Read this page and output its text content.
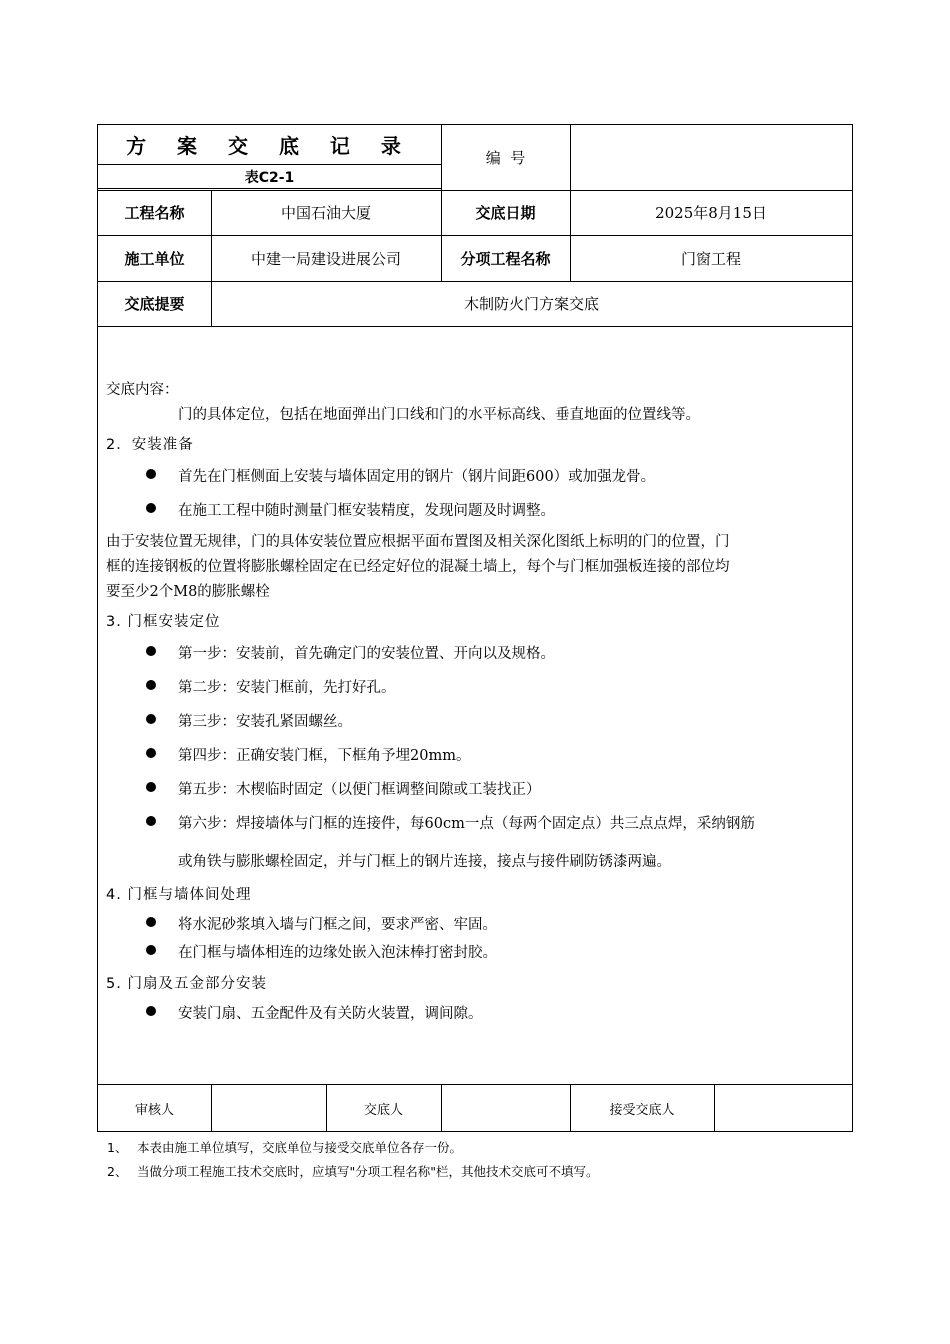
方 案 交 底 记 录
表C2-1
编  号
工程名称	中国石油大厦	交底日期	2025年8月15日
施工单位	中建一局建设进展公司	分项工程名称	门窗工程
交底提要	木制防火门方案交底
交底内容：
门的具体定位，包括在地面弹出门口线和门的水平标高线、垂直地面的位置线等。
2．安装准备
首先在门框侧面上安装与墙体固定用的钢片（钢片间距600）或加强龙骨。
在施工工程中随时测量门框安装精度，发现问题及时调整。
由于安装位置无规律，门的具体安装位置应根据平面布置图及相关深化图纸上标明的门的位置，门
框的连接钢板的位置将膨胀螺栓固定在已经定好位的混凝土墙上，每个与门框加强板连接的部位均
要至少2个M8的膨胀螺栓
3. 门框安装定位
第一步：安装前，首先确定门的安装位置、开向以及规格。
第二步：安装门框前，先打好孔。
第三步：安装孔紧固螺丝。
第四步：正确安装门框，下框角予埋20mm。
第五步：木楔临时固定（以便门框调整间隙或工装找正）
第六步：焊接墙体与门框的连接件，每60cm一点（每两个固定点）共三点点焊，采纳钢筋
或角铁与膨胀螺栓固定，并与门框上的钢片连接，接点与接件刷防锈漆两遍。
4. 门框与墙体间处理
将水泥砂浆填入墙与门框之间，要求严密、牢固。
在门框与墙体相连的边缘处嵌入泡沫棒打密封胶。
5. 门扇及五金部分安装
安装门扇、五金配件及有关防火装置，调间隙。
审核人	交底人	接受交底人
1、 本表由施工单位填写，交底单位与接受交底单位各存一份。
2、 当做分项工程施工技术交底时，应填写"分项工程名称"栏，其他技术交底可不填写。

____________________

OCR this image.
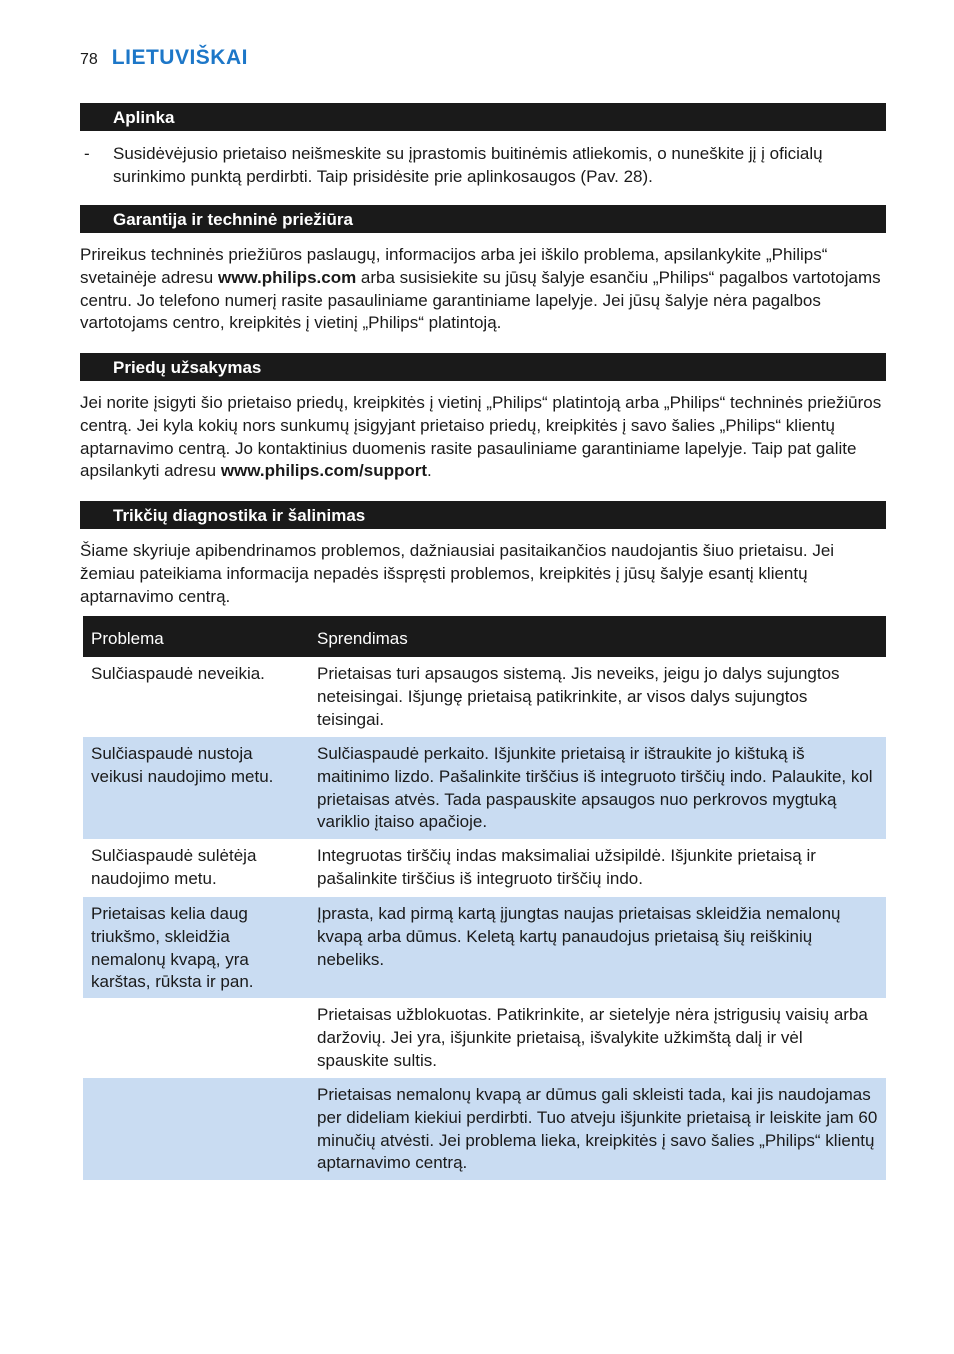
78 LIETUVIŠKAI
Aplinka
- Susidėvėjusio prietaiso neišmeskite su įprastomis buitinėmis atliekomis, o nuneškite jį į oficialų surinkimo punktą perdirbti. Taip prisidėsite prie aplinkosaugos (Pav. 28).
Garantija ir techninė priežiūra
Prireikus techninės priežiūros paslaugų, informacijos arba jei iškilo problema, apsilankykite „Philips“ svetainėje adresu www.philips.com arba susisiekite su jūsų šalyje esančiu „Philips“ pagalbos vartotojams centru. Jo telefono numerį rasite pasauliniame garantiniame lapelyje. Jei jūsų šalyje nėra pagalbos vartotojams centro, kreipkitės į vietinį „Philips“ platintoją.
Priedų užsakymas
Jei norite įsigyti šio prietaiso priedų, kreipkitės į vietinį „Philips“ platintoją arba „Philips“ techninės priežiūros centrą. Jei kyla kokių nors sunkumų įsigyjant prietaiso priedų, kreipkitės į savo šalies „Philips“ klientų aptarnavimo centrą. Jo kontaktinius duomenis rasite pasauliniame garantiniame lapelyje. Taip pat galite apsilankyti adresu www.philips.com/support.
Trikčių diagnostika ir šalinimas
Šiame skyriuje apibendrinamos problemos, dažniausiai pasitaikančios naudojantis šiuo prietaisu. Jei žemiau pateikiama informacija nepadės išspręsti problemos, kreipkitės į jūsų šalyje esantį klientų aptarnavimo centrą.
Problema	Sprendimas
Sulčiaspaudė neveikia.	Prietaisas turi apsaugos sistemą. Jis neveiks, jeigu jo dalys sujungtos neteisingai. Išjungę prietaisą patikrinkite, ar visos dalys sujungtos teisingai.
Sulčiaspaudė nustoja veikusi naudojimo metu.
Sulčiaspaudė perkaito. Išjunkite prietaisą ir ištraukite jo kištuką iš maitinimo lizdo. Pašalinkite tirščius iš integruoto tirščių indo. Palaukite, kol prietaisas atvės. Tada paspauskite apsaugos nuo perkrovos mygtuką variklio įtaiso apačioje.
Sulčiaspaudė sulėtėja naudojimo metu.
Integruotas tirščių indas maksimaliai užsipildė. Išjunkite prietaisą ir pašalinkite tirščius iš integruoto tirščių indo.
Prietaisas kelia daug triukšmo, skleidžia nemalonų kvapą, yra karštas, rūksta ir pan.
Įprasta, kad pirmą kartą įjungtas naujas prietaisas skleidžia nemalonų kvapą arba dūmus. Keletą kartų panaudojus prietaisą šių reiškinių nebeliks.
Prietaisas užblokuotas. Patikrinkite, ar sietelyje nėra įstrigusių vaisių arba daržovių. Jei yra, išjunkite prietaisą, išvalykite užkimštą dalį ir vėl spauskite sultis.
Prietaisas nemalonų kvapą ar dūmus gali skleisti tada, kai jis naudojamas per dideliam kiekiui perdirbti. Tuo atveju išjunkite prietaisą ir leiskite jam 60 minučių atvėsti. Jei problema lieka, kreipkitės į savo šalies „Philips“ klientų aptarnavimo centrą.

____________________

**Job:** Every line of the listing that holds "klientų" is to be counted; give only the resulting number.

**Finished task:** 3